>> begin
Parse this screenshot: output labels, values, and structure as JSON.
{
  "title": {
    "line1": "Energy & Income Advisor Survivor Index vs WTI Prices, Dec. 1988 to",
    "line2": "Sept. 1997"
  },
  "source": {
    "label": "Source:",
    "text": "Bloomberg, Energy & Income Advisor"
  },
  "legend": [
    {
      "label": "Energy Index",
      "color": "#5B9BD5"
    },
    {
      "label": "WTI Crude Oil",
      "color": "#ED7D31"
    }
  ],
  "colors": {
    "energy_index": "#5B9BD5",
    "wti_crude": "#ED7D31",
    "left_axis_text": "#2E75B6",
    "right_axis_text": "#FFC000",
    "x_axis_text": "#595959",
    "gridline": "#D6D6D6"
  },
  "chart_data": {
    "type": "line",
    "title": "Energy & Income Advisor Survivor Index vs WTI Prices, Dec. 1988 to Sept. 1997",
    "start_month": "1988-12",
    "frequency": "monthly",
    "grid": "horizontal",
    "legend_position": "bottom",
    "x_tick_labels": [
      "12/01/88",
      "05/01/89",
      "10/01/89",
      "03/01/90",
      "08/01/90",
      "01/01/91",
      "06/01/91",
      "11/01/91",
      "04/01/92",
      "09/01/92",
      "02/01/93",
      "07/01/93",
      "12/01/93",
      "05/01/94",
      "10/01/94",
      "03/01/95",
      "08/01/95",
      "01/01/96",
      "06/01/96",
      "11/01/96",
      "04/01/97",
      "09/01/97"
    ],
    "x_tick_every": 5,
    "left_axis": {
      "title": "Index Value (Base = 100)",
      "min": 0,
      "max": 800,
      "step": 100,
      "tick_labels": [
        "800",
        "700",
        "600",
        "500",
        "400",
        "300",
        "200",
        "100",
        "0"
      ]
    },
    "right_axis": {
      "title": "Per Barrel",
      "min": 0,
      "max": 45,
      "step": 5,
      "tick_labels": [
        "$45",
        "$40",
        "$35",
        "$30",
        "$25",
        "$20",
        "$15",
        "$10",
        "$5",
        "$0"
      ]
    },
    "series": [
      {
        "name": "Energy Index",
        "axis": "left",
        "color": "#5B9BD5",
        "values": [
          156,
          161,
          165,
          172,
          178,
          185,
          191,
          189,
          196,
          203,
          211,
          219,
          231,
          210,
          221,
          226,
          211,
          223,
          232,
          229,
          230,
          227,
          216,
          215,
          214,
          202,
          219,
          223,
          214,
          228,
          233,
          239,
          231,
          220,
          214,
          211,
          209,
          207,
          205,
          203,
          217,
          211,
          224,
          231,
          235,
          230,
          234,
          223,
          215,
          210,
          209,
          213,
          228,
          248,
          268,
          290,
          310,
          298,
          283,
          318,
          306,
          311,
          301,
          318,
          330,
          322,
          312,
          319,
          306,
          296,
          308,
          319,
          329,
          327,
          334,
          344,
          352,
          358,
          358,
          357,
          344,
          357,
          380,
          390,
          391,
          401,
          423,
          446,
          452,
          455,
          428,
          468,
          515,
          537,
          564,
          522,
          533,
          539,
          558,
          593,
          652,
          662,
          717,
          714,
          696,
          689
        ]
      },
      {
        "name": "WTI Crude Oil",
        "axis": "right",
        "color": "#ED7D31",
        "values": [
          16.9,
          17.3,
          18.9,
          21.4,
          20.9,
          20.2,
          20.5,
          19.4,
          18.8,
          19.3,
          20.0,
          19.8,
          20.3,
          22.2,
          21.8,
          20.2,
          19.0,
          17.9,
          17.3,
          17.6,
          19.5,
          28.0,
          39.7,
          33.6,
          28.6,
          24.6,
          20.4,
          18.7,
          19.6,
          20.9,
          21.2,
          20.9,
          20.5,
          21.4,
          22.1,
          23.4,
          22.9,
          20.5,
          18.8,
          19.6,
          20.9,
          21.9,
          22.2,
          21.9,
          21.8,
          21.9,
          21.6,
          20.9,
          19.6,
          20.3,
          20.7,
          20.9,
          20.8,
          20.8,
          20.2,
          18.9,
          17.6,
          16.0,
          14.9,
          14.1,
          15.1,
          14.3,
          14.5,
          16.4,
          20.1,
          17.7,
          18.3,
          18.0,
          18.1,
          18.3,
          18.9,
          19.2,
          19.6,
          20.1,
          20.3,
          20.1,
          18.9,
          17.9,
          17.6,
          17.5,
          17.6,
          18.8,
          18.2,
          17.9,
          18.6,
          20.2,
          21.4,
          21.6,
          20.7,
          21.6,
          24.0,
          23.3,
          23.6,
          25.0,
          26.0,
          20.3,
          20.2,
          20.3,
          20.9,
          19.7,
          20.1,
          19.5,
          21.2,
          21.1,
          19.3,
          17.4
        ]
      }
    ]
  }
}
>> end
Exercise description: Copy all the entries verbatim.

Solution for this task:
Parse this screenshot: output labels, values, and structure as JSON.
{
  "title": {
    "line1": "Energy & Income Advisor Survivor Index vs WTI Prices, Dec. 1988 to",
    "line2": "Sept. 1997"
  },
  "source": {
    "label": "Source:",
    "text": "Bloomberg, Energy & Income Advisor"
  },
  "legend": [
    {
      "label": "Energy Index",
      "color": "#5B9BD5"
    },
    {
      "label": "WTI Crude Oil",
      "color": "#ED7D31"
    }
  ],
  "colors": {
    "energy_index": "#5B9BD5",
    "wti_crude": "#ED7D31",
    "left_axis_text": "#2E75B6",
    "right_axis_text": "#FFC000",
    "x_axis_text": "#595959",
    "gridline": "#D6D6D6"
  },
  "chart_data": {
    "type": "line",
    "title": "Energy & Income Advisor Survivor Index vs WTI Prices, Dec. 1988 to Sept. 1997",
    "start_month": "1988-12",
    "frequency": "monthly",
    "grid": "horizontal",
    "legend_position": "bottom",
    "x_tick_labels": [
      "12/01/88",
      "05/01/89",
      "10/01/89",
      "03/01/90",
      "08/01/90",
      "01/01/91",
      "06/01/91",
      "11/01/91",
      "04/01/92",
      "09/01/92",
      "02/01/93",
      "07/01/93",
      "12/01/93",
      "05/01/94",
      "10/01/94",
      "03/01/95",
      "08/01/95",
      "01/01/96",
      "06/01/96",
      "11/01/96",
      "04/01/97",
      "09/01/97"
    ],
    "x_tick_every": 5,
    "left_axis": {
      "title": "Index Value (Base = 100)",
      "min": 0,
      "max": 800,
      "step": 100,
      "tick_labels": [
        "800",
        "700",
        "600",
        "500",
        "400",
        "300",
        "200",
        "100",
        "0"
      ]
    },
    "right_axis": {
      "title": "Per Barrel",
      "min": 0,
      "max": 45,
      "step": 5,
      "tick_labels": [
        "$45",
        "$40",
        "$35",
        "$30",
        "$25",
        "$20",
        "$15",
        "$10",
        "$5",
        "$0"
      ]
    },
    "series": [
      {
        "name": "Energy Index",
        "axis": "left",
        "color": "#5B9BD5",
        "values": [
          156,
          161,
          165,
          172,
          178,
          185,
          191,
          189,
          196,
          203,
          211,
          219,
          231,
          210,
          221,
          226,
          211,
          223,
          232,
          229,
          230,
          227,
          216,
          215,
          214,
          202,
          219,
          223,
          214,
          228,
          233,
          239,
          231,
          220,
          214,
          211,
          209,
          207,
          205,
          203,
          217,
          211,
          224,
          231,
          235,
          230,
          234,
          223,
          215,
          210,
          209,
          213,
          228,
          248,
          268,
          290,
          310,
          298,
          283,
          318,
          306,
          311,
          301,
          318,
          330,
          322,
          312,
          319,
          306,
          296,
          308,
          319,
          329,
          327,
          334,
          344,
          352,
          358,
          358,
          357,
          344,
          357,
          380,
          390,
          391,
          401,
          423,
          446,
          452,
          455,
          428,
          468,
          515,
          537,
          564,
          522,
          533,
          539,
          558,
          593,
          652,
          662,
          717,
          714,
          696,
          689
        ]
      },
      {
        "name": "WTI Crude Oil",
        "axis": "right",
        "color": "#ED7D31",
        "values": [
          16.9,
          17.3,
          18.9,
          21.4,
          20.9,
          20.2,
          20.5,
          19.4,
          18.8,
          19.3,
          20.0,
          19.8,
          20.3,
          22.2,
          21.8,
          20.2,
          19.0,
          17.9,
          17.3,
          17.6,
          19.5,
          28.0,
          39.7,
          33.6,
          28.6,
          24.6,
          20.4,
          18.7,
          19.6,
          20.9,
          21.2,
          20.9,
          20.5,
          21.4,
          22.1,
          23.4,
          22.9,
          20.5,
          18.8,
          19.6,
          20.9,
          21.9,
          22.2,
          21.9,
          21.8,
          21.9,
          21.6,
          20.9,
          19.6,
          20.3,
          20.7,
          20.9,
          20.8,
          20.8,
          20.2,
          18.9,
          17.6,
          16.0,
          14.9,
          14.1,
          15.1,
          14.3,
          14.5,
          16.4,
          20.1,
          17.7,
          18.3,
          18.0,
          18.1,
          18.3,
          18.9,
          19.2,
          19.6,
          20.1,
          20.3,
          20.1,
          18.9,
          17.9,
          17.6,
          17.5,
          17.6,
          18.8,
          18.2,
          17.9,
          18.6,
          20.2,
          21.4,
          21.6,
          20.7,
          21.6,
          24.0,
          23.3,
          23.6,
          25.0,
          26.0,
          20.3,
          20.2,
          20.3,
          20.9,
          19.7,
          20.1,
          19.5,
          21.2,
          21.1,
          19.3,
          17.4
        ]
      }
    ]
  }
}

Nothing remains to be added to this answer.